## JOB 1
Reproduce the passage of the Wael Samhouri biography word for word, starting at the words "- Born: 1958" and ending after the words "post-war reconstruction architecture.".
## JOB 2
Transcribe the rows word for word, beginning at the line that has "table-cell-line: endişelendirir [35,132,63,138]" and stopping after the line that has "cells-continue-benefit [132,127,185,150]", both lines included.

Start SOURCE DOCUMENT

- Born: 1958 (age 67–68) Damascus
- Education: Royal College of Arts - London
- Occupation: Architect
- Practice: Wael Samhouri Architecture & Urban Design

= Wael Samhouri =

Syrian Architect and Urban Designer

Wael Samhouri وائل السمهوري (born 1958 in Damascus) is a Syrian-Palestinian architect and professor of Architecture and Urban Design. He is currently the chairman of the Department of Theory & History of Architecture in Damascus University, and was previously the founding chairman of two other private architecture departments. His architectural practice (Wael Samhouri Architecture & Urban Design) (first founded in 1992) in Syria, has produced award-winning designs. His research and writing interest is currently in sacred architecture and its representation in the modern world and the philosophy of post-war reconstruction architecture.

== Early life ==
Wael Samhouri comes from a family of academics, both his mother (Quamar Al-Duaji) and his father were university professors. His father (M. Zouhair Samhouri) is an eminent linguist and translator who worked at the United Nations in Geneva. Wael travelled extensively with his family between Europe and the Gulf, and lived for years in England and Kuwait before settling in Syria.

End SOURCE DOCUMENT
Start EXERCISE DATA

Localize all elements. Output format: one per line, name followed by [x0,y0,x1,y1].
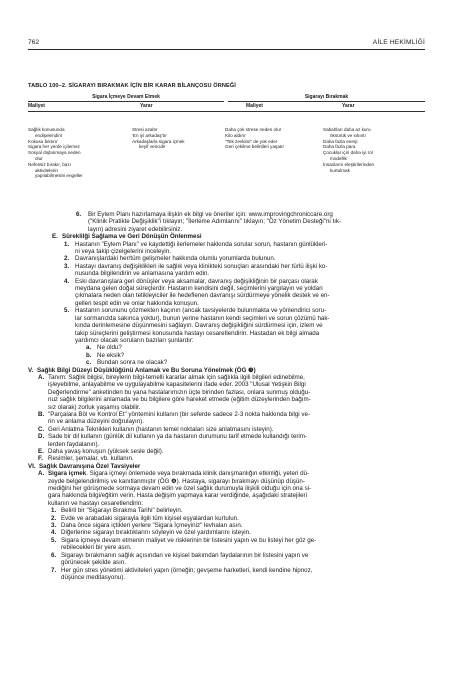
table-cell-line: endişelendirir [35,132,63,138]
section-heading: E. Süreklilği Sağlama ve Geri Dönüşün Önlenmesi [52,233,202,241]
table-cell-line: Nefessiz bırakır, bazı [28,161,71,167]
list-item: 5. Sigara içmeye devam etmenin maliyet ve risklerinin bir listesini yapın ve bu listeyi her göz ge- [51,536,317,544]
cells-continue-benefit [132,127,185,150]
list-item-continuation: gara hakkında bilgi/eğitim verin. Hasta değişim yapmaya karar verdiğinde, aşağıdaki stratejileri [48,492,307,500]
list-item-continuation: gelleri tespit edin ve onlar hakkında konuşun. [75,299,199,307]
list-item-continuation: işleyebilme, anlayabilme ve uygulayabilme kapasitelerini ifade eder. 2003 "Ulusal Yetişkin Bilgi [48,381,306,389]
list-item-continuation: lar sormanızda sakınca yoktur), bunun yerine hastanın kendi seçimleri ve sorun çözümü hak- [75,314,330,322]
table-cell-line: Çocuklar için daha iyi rol [323,150,373,156]
table-cell-line: aktivitelerin [35,167,58,173]
list-item: 3. Hastayı davranış değişiklikleri ile sağlık veya klinikteki sonuçları arasındaki her türlü ilişki ko- [64,262,328,270]
table-cell-line: Sağlık konusunda [28,127,65,132]
column-header-benefit-quit: Yarar [342,103,355,109]
list-item-continuation: zeyde belgelendirilmiş ve kanıtlanmıştır (ÖG ❹). Hastaya, sigarayı bırakmayı düşünüp düşün- [48,477,305,485]
list-item: A. Sigara içmek. Sigara içmeyi önlemede veya bırakmada klinik danışmanlığın etkinliği, yeteri dü- [38,470,310,478]
section-heading: VI. Sağlık Davranışına Özel Tavsiyeler [28,462,141,470]
list-item-continuation: kında derinlemesine düşünmesini sağlayın. Davranış değişikliğini sürdürmesi için, izlem ve [75,322,323,330]
list-item: 7. Her gün stres yönetimi aktiviteleri yapın (örneğin; gevşeme harketleri, kendi kendine hipnoz, [51,566,313,574]
list-item-continuation: çıkmalara neden olan tetikleyiciler ile hedeflenen davranışı sürdürmeye yönelik destek ve en- [75,292,330,300]
list-item-continuation: layın) adresini ziyaret edebilirsiniz. [88,225,183,233]
running-header [28,39,425,49]
list-item-continuation: ("Klinik Pratikte Değişiklik"i tıklayın; "İlerleme Adımlarını" tıklayın; "Öz Yönetim Desteği"ni tık- [88,218,342,226]
list-item-continuation: lerden faydalanın). [48,440,100,448]
page-number: 762 [28,39,40,46]
table-cell-line: Sigara her yerde içilemez [28,144,80,150]
list-item: 4. Eski davranışlara geri dönüşler veya aksamalar, davranış değişikliğinin bir parçası olarak [64,277,318,285]
list-item: E. Daha yavaş konuşun (yüksek sesle değil). [38,448,164,455]
table-cell-line: "Tek zevkimi" de yok eder [225,138,278,144]
sub-item: a. Ne oldu? [86,344,122,352]
header-rule [28,49,425,50]
table-cell-line: Arkadaşlarla sigara içmek [132,138,185,144]
cells-quit-benefit [323,127,374,173]
list-item-continuation: takip süreçlerini geliştirmesi konusunda hastayı cesaretlendirin. Hastadan ek bilgi almada [75,329,320,337]
list-item-continuation: kullanın ve hastayı cesaretlendirin: [48,499,143,507]
table-caption: TABLO 100–2. SİGARAYI BIRAKMAK İÇİN BİR KARAR BİLANÇOSU ÖRNEĞİ [28,83,236,89]
list-item-continuation: Değerlendirme" anketinden bu yana hastalarımızın üçte birinden fazlası, onlara sunmuş olduğu- [48,388,311,396]
table-cell-line: Kilo aldırır [225,132,246,138]
list-item: 1. Hastanın "Eylem Planı" ve kaydettiği ilerlemeler hakkında sorular sorun, hastanın günlükleri- [64,240,328,248]
list-item: 1. Belirli bir "Sigarayı Bırakma Tarihi" belirleyin. [51,507,183,515]
sub-item: b. Ne eksik? [86,351,125,359]
table-cell-line: kurtulmak [330,167,350,173]
body-text [28,211,425,581]
group-rule-quit [228,101,425,102]
table-cell-line: Kokusu bıktırır [28,138,58,144]
list-item-continuation: yardımcı olacak soruların bazıları şunlardır: [75,336,194,344]
table-cell-line: 'En iyi arkadaş'tır [132,132,167,138]
list-item: F. Resimler, şemalar, vb. kullanın. [38,455,134,463]
list-item-continuation: düşünce meditasyonu). [61,573,125,581]
table-cell-line: Daha fazla enerji [323,138,358,144]
column-header-cost: Maliyet [28,103,45,109]
column-header-benefit: Yarar [140,103,153,109]
table-cell-line: öksürük ve sıkıntı [330,132,366,138]
list-item: 2. Davranışlardaki her/tüm gelişmeler hakkında olumlu yorumlarda bulunun. [64,255,276,263]
list-item-continuation: ni veya takip çizelgelerini inceleyin. [75,248,171,256]
group-header-quit: Sigarayı Bırakmak [304,94,349,100]
list-item-continuation: sız olarak) zorluk yaşamış olabilir. [48,403,141,411]
list-item: 4. Diğerlerine sigarayı bıraktıklarını söyleyin ve özel yardımlarını isteyin. [51,529,251,537]
column-header-rule [28,111,425,112]
list-item-continuation: görünecek şekilde asın. [61,559,127,567]
section-heading: V. Sağlık Bilgi Düzeyi Düşüklüğünü Anlamak ve Bu Soruna Yönelmek (ÖG ❸) [28,366,256,374]
list-item: B. "Parçalara Böl ve Kontrol Et" yöntemini kullanın (bir seferde sadece 2-3 nokta hakkında bilgi ve- [38,410,310,418]
list-item: A. Tanım: Sağlık bilgisi, bireylerin bilgi-temelli kararlar almak için sağlıkla ilgili bilgileri edinebilme, [38,373,305,381]
decision-balance-table [28,94,425,198]
table-cell-line: Daha fazla para [323,144,356,150]
list-item: 3. Daha önce sigara içtikleri yerlere "Sigara İçmeyiniz" levhaları asın. [51,522,243,530]
list-item-continuation: nusunda bilgilendirin ve anlamasına yardım edin. [75,270,210,278]
list-item-continuation: rebilecekleri bir yere asın. [61,544,132,552]
chapter-title: AİLE HEKİMLİĞİ [372,39,425,46]
list-item: 6. Sigarayı bırakmanın sağlık açısından ve kişisel bakımdan faydalarının bir listesini yapın ve [51,551,309,559]
column-header-cost-quit: Maliyet [246,103,263,109]
sub-item: c. Bundan sonra ne olacak? [86,359,168,367]
list-item-continuation: mediğini her görüşmede sormaya devam edin ve özel sağlık durumuyla ilişkili olduğu için ona si- [48,485,312,493]
table-cell-line: modellik [330,155,347,161]
table-cell-line: Stresi azaltır [132,127,158,132]
table-cell-line: Sosyal dışlanmaya neden [28,150,81,156]
table-cell-line: yapılabilmesini engeller [35,173,83,179]
table-cell-line: keyif vericidir [139,144,166,150]
list-item: D. Sade bir dil kullanın (günlük dil kullanın ya da hastanın durumunu tarif etmede kullandığı terim- [38,433,307,441]
list-item-continuation: nuz sağlık bilgilerini anlamada ve bu bilgilere göre hareket etmede (eğitim düzeylerinden bağım- [48,396,311,404]
table-cell-line: Daha çok strese neden olur [225,127,282,132]
table-cell-line: İnsanların eleştirilerinden [323,161,375,167]
group-rule-continue [28,101,224,102]
table-cell-line: olur [35,155,43,161]
list-item: 5. Hastanın sorununu çözmekten kaçının (ancak tavsiyelerde bulunmakta ve yönlendirici soru- [64,307,327,315]
cells-quit-cost [225,127,284,150]
list-item: 2. Evde ve arabadaki sigarayla ilgili tüm kişisel eşyalardan kurtulun. [51,514,239,522]
list-item-continuation: meydana gelen doğal süreçlerdir. Hastanın kendisini değil, seçimlerini yargılayın ve yoldan [75,285,323,293]
group-header-continue: Sigara İçmeye Devam Etmek [92,94,160,100]
list-item: 6. Bir Eylem Planı hazırlamaya ilişkin ek bilgi ve öneriler için: www.improvingchroniccare.org [76,211,333,218]
table-cell-line: Geri çekilme belirtileri yaşatır [225,144,284,150]
cells-continue-cost [28,127,83,179]
table-cell-line: Sabahları daha az kuru [323,127,371,132]
list-item: C. Geri Anlatma Teknikleri kullanın (hastanın temel noktaları size anlatmasını isteyin). [38,425,274,433]
list-item-continuation: rin ve anlama düzeyini doğrulayın). [48,418,144,426]
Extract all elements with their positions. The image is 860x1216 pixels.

End EXERCISE DATA

## RESULT 1
- Born: 1958 (age 67–68) Damascus
- Education: Royal College of Arts - London
- Occupation: Architect
- Practice: Wael Samhouri Architecture & Urban Design

= Wael Samhouri =

Syrian Architect and Urban Designer

Wael Samhouri وائل السمهوري (born 1958 in Damascus) is a Syrian-Palestinian architect and professor of Architecture and Urban Design. He is currently the chairman of the Department of Theory & History of Architecture in Damascus University, and was previously the founding chairman of two other private architecture departments. His architectural practice (Wael Samhouri Architecture & Urban Design) (first founded in 1992) in Syria, has produced award-winning designs. His research and writing interest is currently in sacred architecture and its representation in the modern world and the philosophy of post-war reconstruction architecture.

## RESULT 2
table-cell-line: endişelendirir [35,132,63,138]
section-heading: E. Süreklilği Sağlama ve Geri Dönüşün Önlenmesi [52,233,202,241]
table-cell-line: Nefessiz bırakır, bazı [28,161,71,167]
list-item: 5. Sigara içmeye devam etmenin maliyet ve risklerinin bir listesini yapın ve bu listeyi her göz ge- [51,536,317,544]
cells-continue-benefit [132,127,185,150]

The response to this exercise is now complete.